GOAL: Write out the material below again, unchanged.

══════════════════════════════

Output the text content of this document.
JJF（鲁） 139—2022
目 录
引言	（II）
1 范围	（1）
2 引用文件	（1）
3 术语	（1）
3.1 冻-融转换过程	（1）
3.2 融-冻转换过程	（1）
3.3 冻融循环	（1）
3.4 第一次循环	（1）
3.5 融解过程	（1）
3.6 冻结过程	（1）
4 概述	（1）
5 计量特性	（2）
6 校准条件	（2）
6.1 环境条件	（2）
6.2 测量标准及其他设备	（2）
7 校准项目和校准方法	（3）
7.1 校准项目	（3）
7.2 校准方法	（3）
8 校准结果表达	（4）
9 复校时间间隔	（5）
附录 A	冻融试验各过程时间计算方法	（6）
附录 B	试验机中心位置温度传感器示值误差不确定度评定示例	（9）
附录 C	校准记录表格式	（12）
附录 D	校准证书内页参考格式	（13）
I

══════════════════════════════

RESPONSE FOR THIS EXERCISE:
Output the text content of this document.
JJF（鲁） 139—2022
目 录
引言	（II）
1 范围	（1）
2 引用文件	（1）
3 术语	（1）
3.1 冻-融转换过程	（1）
3.2 融-冻转换过程	（1）
3.3 冻融循环	（1）
3.4 第一次循环	（1）
3.5 融解过程	（1）
3.6 冻结过程	（1）
4 概述	（1）
5 计量特性	（2）
6 校准条件	（2）
6.1 环境条件	（2）
6.2 测量标准及其他设备	（2）
7 校准项目和校准方法	（3）
7.1 校准项目	（3）
7.2 校准方法	（3）
8 校准结果表达	（4）
9 复校时间间隔	（5）
附录 A	冻融试验各过程时间计算方法	（6）
附录 B	试验机中心位置温度传感器示值误差不确定度评定示例	（9）
附录 C	校准记录表格式	（12）
附录 D	校准证书内页参考格式	（13）
I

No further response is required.